[Excerpts from a figure dataset]
---
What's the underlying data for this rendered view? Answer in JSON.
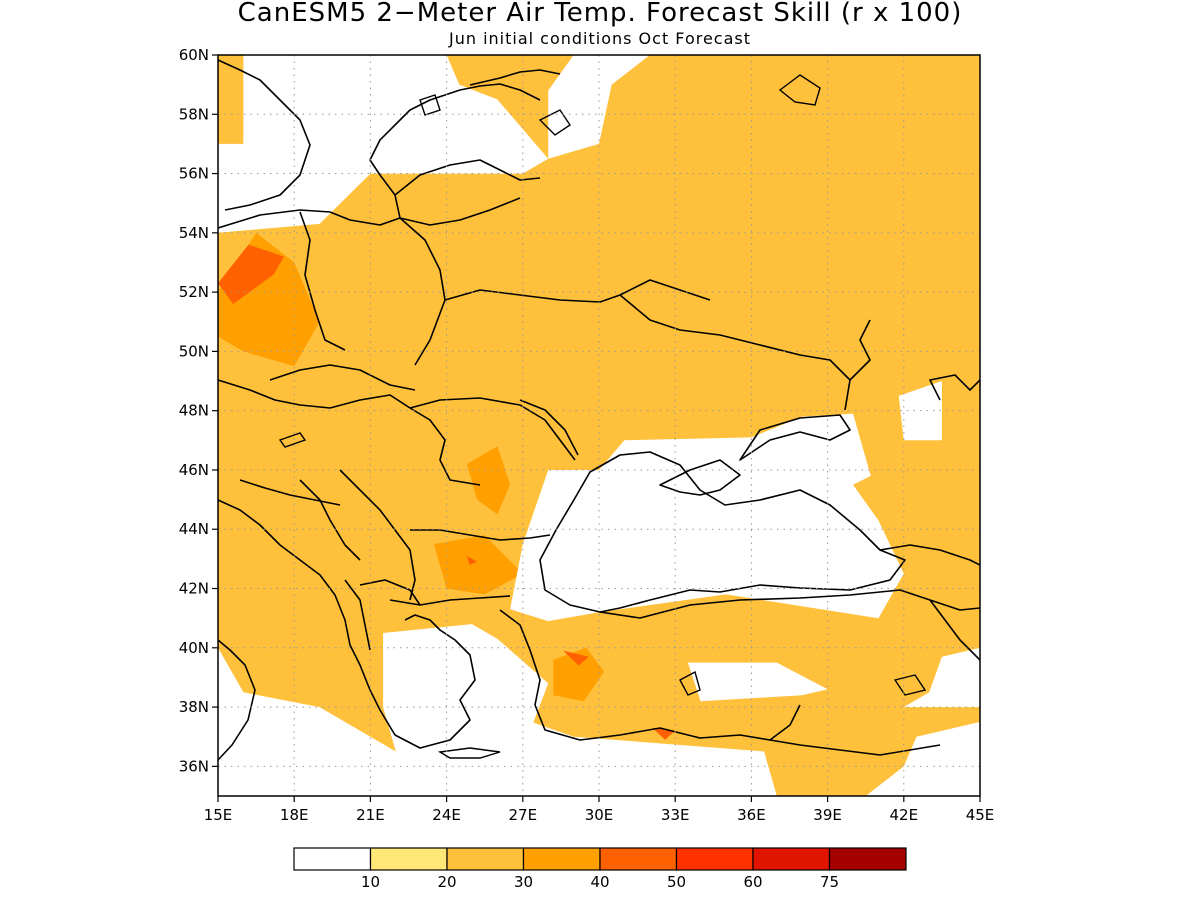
{
  "title": "CanESM5 2−Meter Air Temp. Forecast Skill (r x 100)",
  "subtitle": "Jun initial conditions  Oct Forecast",
  "axes": {
    "lon_ticks": [
      "15E",
      "18E",
      "21E",
      "24E",
      "27E",
      "30E",
      "33E",
      "36E",
      "39E",
      "42E",
      "45E"
    ],
    "lat_ticks": [
      "60N",
      "58N",
      "56N",
      "54N",
      "52N",
      "50N",
      "48N",
      "46N",
      "44N",
      "42N",
      "40N",
      "38N",
      "36N"
    ],
    "lon_range": [
      15,
      45
    ],
    "lat_range": [
      35,
      60
    ],
    "grid": "dotted"
  },
  "colorbar": {
    "labels": [
      "10",
      "20",
      "30",
      "40",
      "50",
      "60",
      "75"
    ],
    "colors": [
      "#ffffff",
      "#ffe878",
      "#ffc03c",
      "#ffa000",
      "#ff6000",
      "#ff3200",
      "#e11400",
      "#a50000"
    ]
  },
  "map_data": {
    "type": "filled-contour",
    "region": "Eastern Europe, Black Sea and Anatolia",
    "zones": [
      {
        "level": 2,
        "poly": [
          [
            15,
            47
          ],
          [
            20,
            47
          ],
          [
            24,
            46
          ],
          [
            26,
            44
          ],
          [
            28,
            42
          ],
          [
            27,
            40
          ],
          [
            22,
            40
          ],
          [
            19,
            43
          ],
          [
            15,
            45
          ]
        ]
      },
      {
        "level": 2,
        "poly": [
          [
            21,
            56
          ],
          [
            27,
            56
          ],
          [
            31,
            51
          ],
          [
            35,
            50
          ],
          [
            38,
            49.5
          ],
          [
            39,
            48
          ],
          [
            36,
            47
          ],
          [
            30,
            46.5
          ],
          [
            27,
            47
          ],
          [
            24,
            48
          ],
          [
            20,
            49
          ],
          [
            15,
            49
          ]
        ]
      },
      {
        "level": 2,
        "poly": [
          [
            42,
            60
          ],
          [
            45,
            60
          ],
          [
            45,
            44
          ],
          [
            41,
            45
          ],
          [
            41,
            51
          ],
          [
            42,
            53
          ],
          [
            42,
            56
          ]
        ]
      },
      {
        "level": 2,
        "poly": [
          [
            28.8,
            40.2
          ],
          [
            31,
            40
          ],
          [
            32,
            38.5
          ],
          [
            31,
            37
          ],
          [
            29,
            37
          ],
          [
            28,
            38.5
          ]
        ]
      },
      {
        "level": 2,
        "poly": [
          [
            37,
            38
          ],
          [
            40,
            37
          ],
          [
            41,
            37.5
          ],
          [
            40.5,
            35
          ],
          [
            37,
            35
          ]
        ]
      },
      {
        "level": 2,
        "poly": [
          [
            40.5,
            44.5
          ],
          [
            43,
            44.5
          ],
          [
            45,
            43
          ],
          [
            43,
            42
          ],
          [
            41,
            43
          ]
        ]
      },
      {
        "level": 2,
        "poly": [
          [
            15,
            60
          ],
          [
            16,
            60
          ],
          [
            16,
            57
          ],
          [
            15,
            57
          ]
        ]
      },
      {
        "level": 2,
        "poly": [
          [
            17.5,
            37.8
          ],
          [
            21.5,
            38.5
          ],
          [
            22.5,
            39.5
          ],
          [
            20.5,
            40.5
          ],
          [
            19,
            40
          ]
        ]
      },
      {
        "level": 2,
        "poly": [
          [
            16.5,
            44
          ],
          [
            21,
            45
          ],
          [
            20,
            42
          ],
          [
            17.5,
            41.5
          ]
        ]
      },
      {
        "level": 3,
        "poly": [
          [
            15,
            52
          ],
          [
            16.5,
            54
          ],
          [
            18,
            53
          ],
          [
            19,
            51
          ],
          [
            18,
            49.5
          ],
          [
            16,
            50
          ],
          [
            15,
            50.5
          ]
        ]
      },
      {
        "level": 3,
        "poly": [
          [
            24.8,
            46.2
          ],
          [
            26,
            46.8
          ],
          [
            26.5,
            45.5
          ],
          [
            26,
            44.5
          ],
          [
            25.2,
            45
          ]
        ]
      },
      {
        "level": 3,
        "poly": [
          [
            23.5,
            43.5
          ],
          [
            25.5,
            43.8
          ],
          [
            27,
            42.5
          ],
          [
            25.5,
            41.8
          ],
          [
            24,
            42
          ]
        ]
      },
      {
        "level": 3,
        "poly": [
          [
            28.2,
            39.6
          ],
          [
            29.5,
            40
          ],
          [
            30.2,
            39.2
          ],
          [
            29.4,
            38.2
          ],
          [
            28.2,
            38.4
          ]
        ]
      },
      {
        "level": 4,
        "poly": [
          [
            15,
            52.3
          ],
          [
            16.2,
            53.6
          ],
          [
            17.6,
            53.2
          ],
          [
            17.2,
            52.6
          ],
          [
            15.6,
            51.6
          ]
        ]
      },
      {
        "level": 4,
        "poly": [
          [
            28.6,
            39.9
          ],
          [
            29.6,
            39.7
          ],
          [
            29.2,
            39.4
          ]
        ]
      },
      {
        "level": 4,
        "poly": [
          [
            24.8,
            43.1
          ],
          [
            25.2,
            42.9
          ],
          [
            24.9,
            42.8
          ]
        ]
      },
      {
        "level": 4,
        "poly": [
          [
            32.1,
            37.3
          ],
          [
            33,
            37.2
          ],
          [
            32.6,
            36.9
          ]
        ]
      }
    ],
    "masked": [
      {
        "poly": [
          [
            16,
            60
          ],
          [
            24,
            60
          ],
          [
            24.5,
            59
          ],
          [
            26,
            58.5
          ],
          [
            28,
            56.5
          ],
          [
            27,
            56
          ],
          [
            21,
            56
          ],
          [
            19,
            54.3
          ],
          [
            15,
            54
          ],
          [
            15,
            57
          ],
          [
            16,
            57
          ]
        ]
      },
      {
        "poly": [
          [
            28,
            56.5
          ],
          [
            30,
            57
          ],
          [
            30.5,
            59
          ],
          [
            32,
            60
          ],
          [
            29,
            60
          ],
          [
            28,
            58.8
          ]
        ]
      },
      {
        "poly": [
          [
            27,
            43.5
          ],
          [
            28,
            46
          ],
          [
            30,
            46
          ],
          [
            31,
            47
          ],
          [
            36,
            47.1
          ],
          [
            38,
            47.8
          ],
          [
            40,
            47.9
          ],
          [
            40.7,
            45.8
          ],
          [
            40,
            45.5
          ],
          [
            41,
            44.3
          ],
          [
            42,
            42.5
          ],
          [
            41,
            41
          ],
          [
            35,
            41.8
          ],
          [
            30,
            41.2
          ],
          [
            28,
            40.9
          ],
          [
            26.5,
            41.3
          ]
        ]
      },
      {
        "poly": [
          [
            21.5,
            40.5
          ],
          [
            25,
            40.8
          ],
          [
            26,
            40.3
          ],
          [
            28,
            38.8
          ],
          [
            27.2,
            37
          ],
          [
            22,
            36.5
          ],
          [
            21.5,
            38
          ]
        ]
      },
      {
        "poly": [
          [
            15,
            35
          ],
          [
            37,
            35
          ],
          [
            36.5,
            36.5
          ],
          [
            32,
            36.8
          ],
          [
            29,
            37
          ],
          [
            27,
            37.6
          ],
          [
            22,
            36.5
          ],
          [
            19,
            38
          ],
          [
            16,
            38.5
          ],
          [
            15,
            40
          ]
        ]
      },
      {
        "poly": [
          [
            33.5,
            39.5
          ],
          [
            37,
            39.5
          ],
          [
            39,
            38.6
          ],
          [
            38,
            38.4
          ],
          [
            34,
            38.2
          ]
        ]
      },
      {
        "poly": [
          [
            42,
            38
          ],
          [
            45,
            38
          ],
          [
            45,
            40
          ],
          [
            43.5,
            39.7
          ],
          [
            43,
            38.5
          ]
        ]
      },
      {
        "poly": [
          [
            41.8,
            48.5
          ],
          [
            43.5,
            49
          ],
          [
            43.5,
            47
          ],
          [
            42,
            47
          ]
        ]
      },
      {
        "poly": [
          [
            40.5,
            35
          ],
          [
            45,
            35
          ],
          [
            45,
            37.5
          ],
          [
            42.5,
            37
          ],
          [
            42,
            36
          ]
        ]
      }
    ]
  }
}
---
• _Objective_
Pick out each line above that includes "Forecast" and show it.

• _Result_
  "title": "CanESM5 2−Meter Air Temp. Forecast Skill (r x 100)",
  "subtitle": "Jun initial conditions  Oct Forecast",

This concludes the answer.